INPUT ROWS:
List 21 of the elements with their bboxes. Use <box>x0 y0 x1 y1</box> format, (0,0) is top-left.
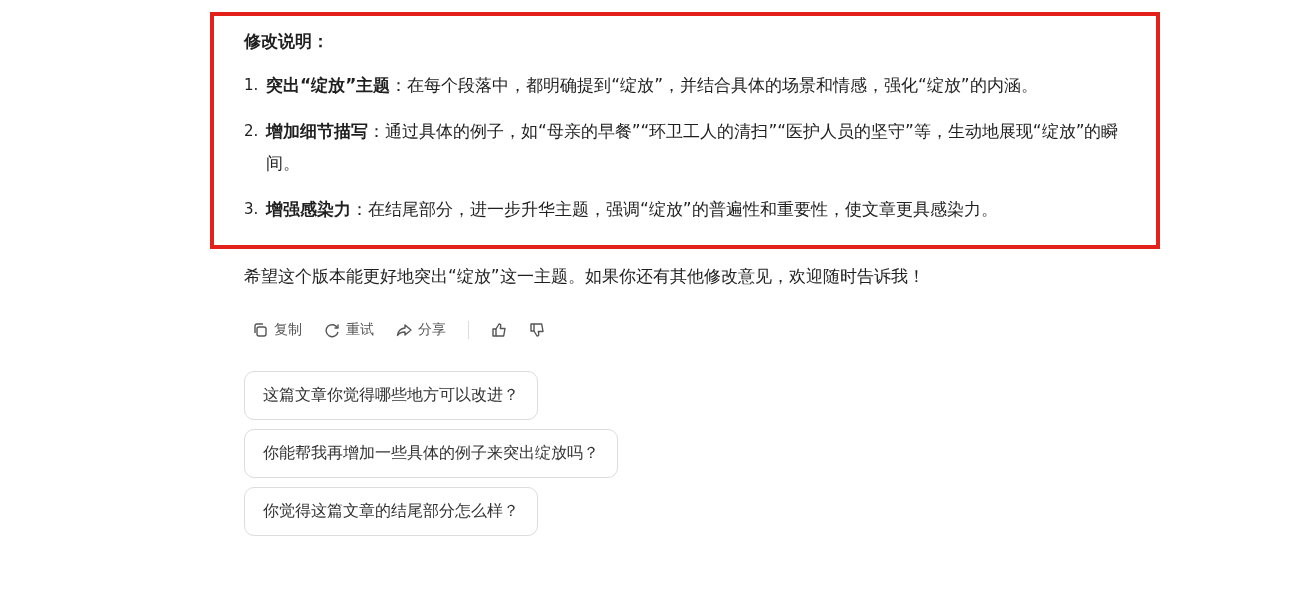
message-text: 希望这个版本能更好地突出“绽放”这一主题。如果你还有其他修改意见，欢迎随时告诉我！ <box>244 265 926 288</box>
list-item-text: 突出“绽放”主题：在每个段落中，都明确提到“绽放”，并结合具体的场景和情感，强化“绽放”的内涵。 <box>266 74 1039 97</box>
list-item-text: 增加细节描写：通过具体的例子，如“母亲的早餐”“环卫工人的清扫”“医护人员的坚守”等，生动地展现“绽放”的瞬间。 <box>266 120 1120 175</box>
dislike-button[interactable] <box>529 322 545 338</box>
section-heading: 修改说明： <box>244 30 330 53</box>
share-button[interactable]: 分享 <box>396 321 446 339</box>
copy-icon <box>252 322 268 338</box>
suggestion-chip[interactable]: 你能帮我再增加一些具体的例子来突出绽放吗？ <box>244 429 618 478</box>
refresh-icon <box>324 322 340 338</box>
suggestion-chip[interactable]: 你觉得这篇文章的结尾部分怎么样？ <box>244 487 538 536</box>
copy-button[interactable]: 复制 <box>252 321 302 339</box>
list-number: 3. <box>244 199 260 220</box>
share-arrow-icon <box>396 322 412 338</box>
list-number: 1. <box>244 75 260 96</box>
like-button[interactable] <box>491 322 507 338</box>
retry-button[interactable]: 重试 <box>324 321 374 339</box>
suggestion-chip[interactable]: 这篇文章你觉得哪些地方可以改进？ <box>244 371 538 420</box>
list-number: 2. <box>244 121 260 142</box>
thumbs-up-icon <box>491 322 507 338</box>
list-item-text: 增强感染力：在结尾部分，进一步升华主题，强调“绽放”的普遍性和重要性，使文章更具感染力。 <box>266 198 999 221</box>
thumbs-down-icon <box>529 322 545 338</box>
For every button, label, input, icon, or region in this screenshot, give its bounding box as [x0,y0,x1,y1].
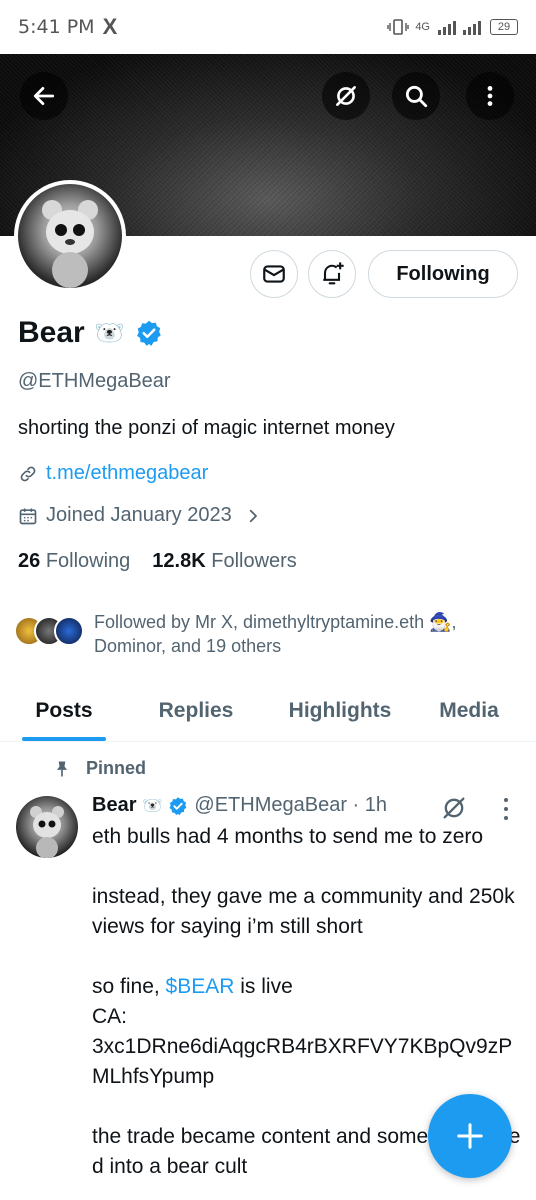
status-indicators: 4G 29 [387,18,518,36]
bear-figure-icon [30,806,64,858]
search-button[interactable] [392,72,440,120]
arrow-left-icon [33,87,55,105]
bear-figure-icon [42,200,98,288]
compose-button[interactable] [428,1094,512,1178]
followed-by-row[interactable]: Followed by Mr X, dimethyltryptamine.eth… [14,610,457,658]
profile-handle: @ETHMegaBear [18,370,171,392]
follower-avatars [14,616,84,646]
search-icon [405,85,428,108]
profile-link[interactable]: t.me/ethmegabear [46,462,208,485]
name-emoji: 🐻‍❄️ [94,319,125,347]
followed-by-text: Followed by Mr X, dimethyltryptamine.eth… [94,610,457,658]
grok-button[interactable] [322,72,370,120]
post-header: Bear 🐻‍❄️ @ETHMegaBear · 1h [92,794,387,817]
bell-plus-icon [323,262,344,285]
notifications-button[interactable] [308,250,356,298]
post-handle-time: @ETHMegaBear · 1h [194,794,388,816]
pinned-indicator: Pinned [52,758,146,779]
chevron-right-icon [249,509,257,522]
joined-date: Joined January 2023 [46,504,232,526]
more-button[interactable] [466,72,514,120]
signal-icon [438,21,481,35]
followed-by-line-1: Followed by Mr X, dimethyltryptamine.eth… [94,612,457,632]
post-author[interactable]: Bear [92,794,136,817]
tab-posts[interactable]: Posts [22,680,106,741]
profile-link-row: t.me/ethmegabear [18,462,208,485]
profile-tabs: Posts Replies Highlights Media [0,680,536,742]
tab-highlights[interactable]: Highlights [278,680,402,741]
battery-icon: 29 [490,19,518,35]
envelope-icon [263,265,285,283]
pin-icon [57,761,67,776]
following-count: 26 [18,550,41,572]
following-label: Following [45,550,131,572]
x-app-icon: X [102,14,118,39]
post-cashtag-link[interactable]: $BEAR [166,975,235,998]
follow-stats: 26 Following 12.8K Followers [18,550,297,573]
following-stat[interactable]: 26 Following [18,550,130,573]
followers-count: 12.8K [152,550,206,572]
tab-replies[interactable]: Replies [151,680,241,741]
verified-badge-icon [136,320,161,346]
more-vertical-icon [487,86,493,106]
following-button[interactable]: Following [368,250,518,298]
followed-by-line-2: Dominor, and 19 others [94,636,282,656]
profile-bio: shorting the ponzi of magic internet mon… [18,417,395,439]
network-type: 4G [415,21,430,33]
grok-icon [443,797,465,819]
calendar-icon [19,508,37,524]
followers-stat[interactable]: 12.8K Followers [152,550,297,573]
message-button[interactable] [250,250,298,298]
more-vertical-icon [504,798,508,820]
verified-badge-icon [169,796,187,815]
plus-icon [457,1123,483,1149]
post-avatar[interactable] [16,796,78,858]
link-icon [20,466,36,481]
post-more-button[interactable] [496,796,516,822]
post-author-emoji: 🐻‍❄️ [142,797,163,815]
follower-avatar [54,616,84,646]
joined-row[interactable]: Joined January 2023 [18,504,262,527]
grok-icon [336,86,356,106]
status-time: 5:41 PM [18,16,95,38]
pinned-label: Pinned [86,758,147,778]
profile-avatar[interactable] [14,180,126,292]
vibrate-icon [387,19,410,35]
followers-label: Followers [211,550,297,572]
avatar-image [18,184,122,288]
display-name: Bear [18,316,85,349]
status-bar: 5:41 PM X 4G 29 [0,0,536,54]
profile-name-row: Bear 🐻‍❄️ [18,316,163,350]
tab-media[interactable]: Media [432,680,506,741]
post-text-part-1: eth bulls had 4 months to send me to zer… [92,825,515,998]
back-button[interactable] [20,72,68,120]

PROBLEM:
Count the lines in the records above that contain the string "share", with case counting, and reply with the number only.

RESULT OF THIS TASK:
2